• _Given instruction_
Turn every line of the entries below into a numbered list, skipping blank lines and leaving out the pictures.

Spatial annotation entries

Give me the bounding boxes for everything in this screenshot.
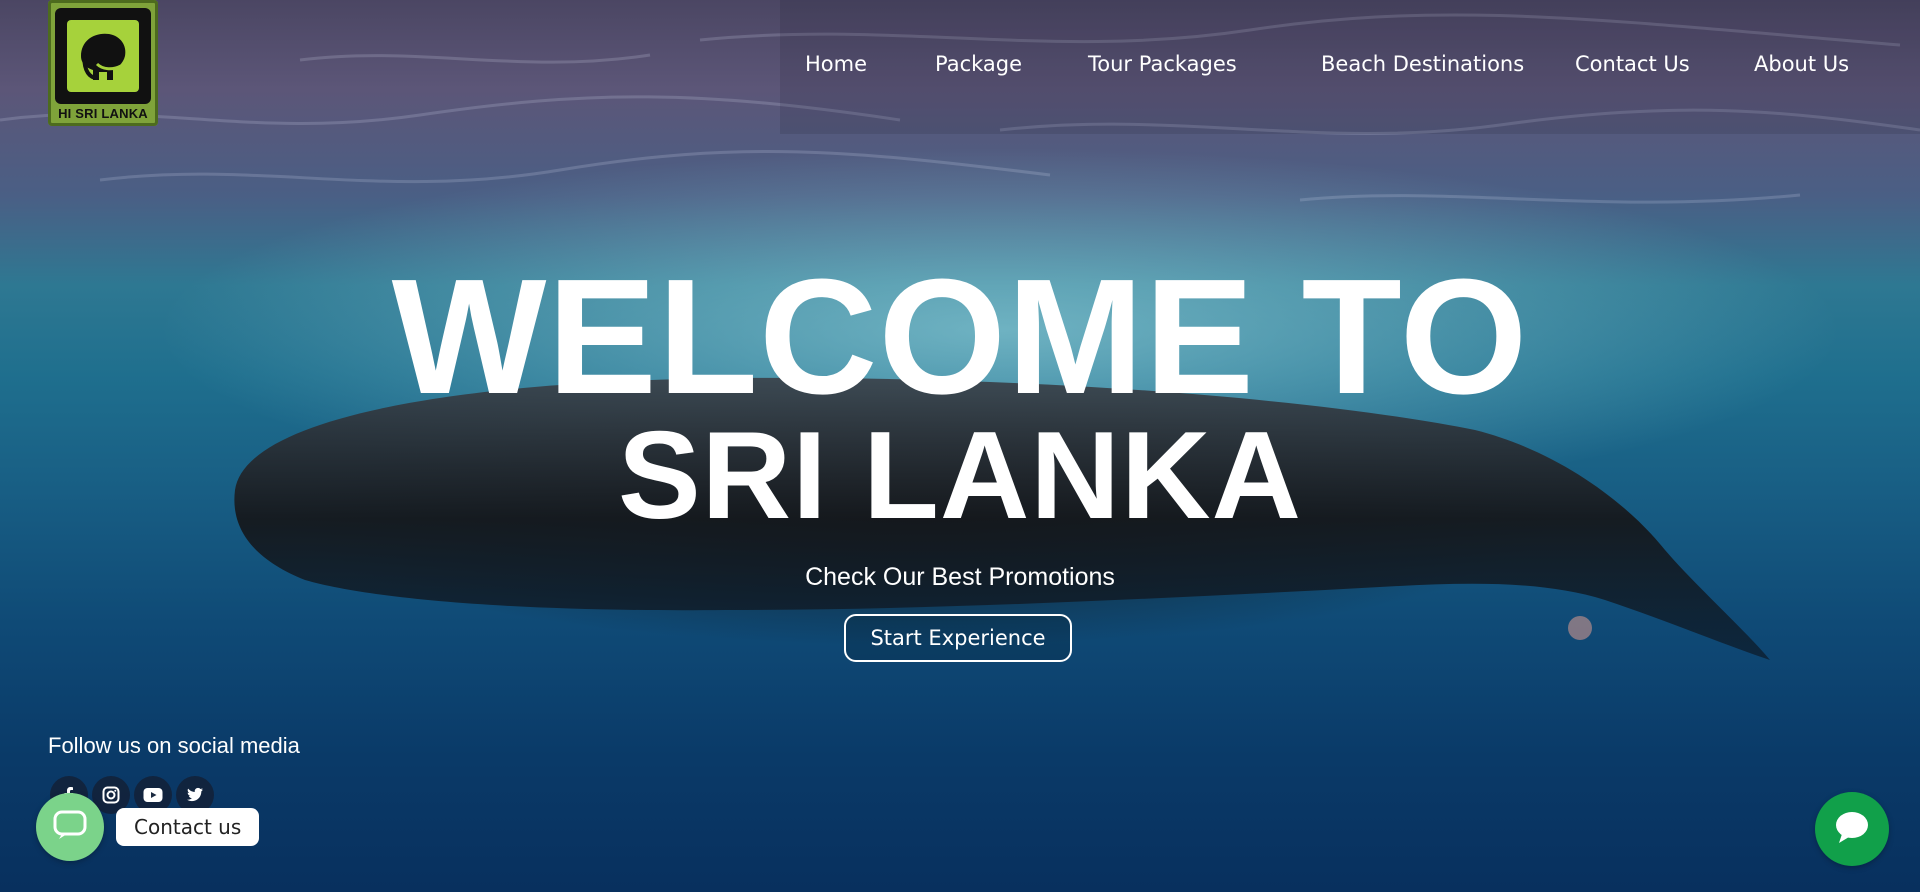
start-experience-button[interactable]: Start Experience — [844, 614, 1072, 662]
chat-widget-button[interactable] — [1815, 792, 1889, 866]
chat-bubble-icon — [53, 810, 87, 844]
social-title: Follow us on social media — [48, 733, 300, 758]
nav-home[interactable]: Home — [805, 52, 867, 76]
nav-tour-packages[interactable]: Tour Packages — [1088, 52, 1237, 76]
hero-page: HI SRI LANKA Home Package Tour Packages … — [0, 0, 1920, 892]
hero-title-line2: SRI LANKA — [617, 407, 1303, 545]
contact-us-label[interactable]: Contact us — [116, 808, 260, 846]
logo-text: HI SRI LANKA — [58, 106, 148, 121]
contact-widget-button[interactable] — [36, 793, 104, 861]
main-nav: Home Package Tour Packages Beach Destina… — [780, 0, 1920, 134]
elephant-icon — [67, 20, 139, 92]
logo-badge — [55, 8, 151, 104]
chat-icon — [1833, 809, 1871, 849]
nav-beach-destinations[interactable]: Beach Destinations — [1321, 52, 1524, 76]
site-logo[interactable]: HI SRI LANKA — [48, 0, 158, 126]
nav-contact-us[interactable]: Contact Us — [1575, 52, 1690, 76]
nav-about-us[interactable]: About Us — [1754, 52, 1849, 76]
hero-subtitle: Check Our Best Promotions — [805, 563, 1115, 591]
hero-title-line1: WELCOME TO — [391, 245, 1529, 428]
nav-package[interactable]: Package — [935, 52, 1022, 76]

• _Exercise result_
1. Give me the bounding boxes for everything in this screenshot.
2. start-experience-button[interactable]: Start Experience — [844, 614, 1072, 662]
3. chat-widget-button[interactable] — [1815, 792, 1889, 866]
4. chat-bubble-icon — [53, 810, 87, 844]
5. social-title: Follow us on social media — [48, 733, 300, 758]
6. nav-home[interactable]: Home — [805, 52, 867, 76]
7. nav-tour-packages[interactable]: Tour Packages — [1088, 52, 1237, 76]
8. hero-page: HI SRI LANKA Home Package Tour Packages … — [0, 0, 1920, 892]
9. hero-title-line2: SRI LANKA — [617, 407, 1303, 545]
10. contact-us-label[interactable]: Contact us — [116, 808, 260, 846]
11. logo-text: HI SRI LANKA — [58, 106, 148, 121]
12. contact-widget-button[interactable] — [36, 793, 104, 861]
13. main-nav: Home Package Tour Packages Beach Destina… — [780, 0, 1920, 134]
14. elephant-icon — [67, 20, 139, 92]
15. logo-badge — [55, 8, 151, 104]
16. chat-icon — [1833, 809, 1871, 849]
17. nav-beach-destinations[interactable]: Beach Destinations — [1321, 52, 1524, 76]
18. site-logo[interactable]: HI SRI LANKA — [48, 0, 158, 126]
19. nav-contact-us[interactable]: Contact Us — [1575, 52, 1690, 76]
20. nav-about-us[interactable]: About Us — [1754, 52, 1849, 76]
21. hero-subtitle: Check Our Best Promotions — [805, 563, 1115, 591]
22. hero-title-line1: WELCOME TO — [391, 245, 1529, 428]
23. nav-package[interactable]: Package — [935, 52, 1022, 76]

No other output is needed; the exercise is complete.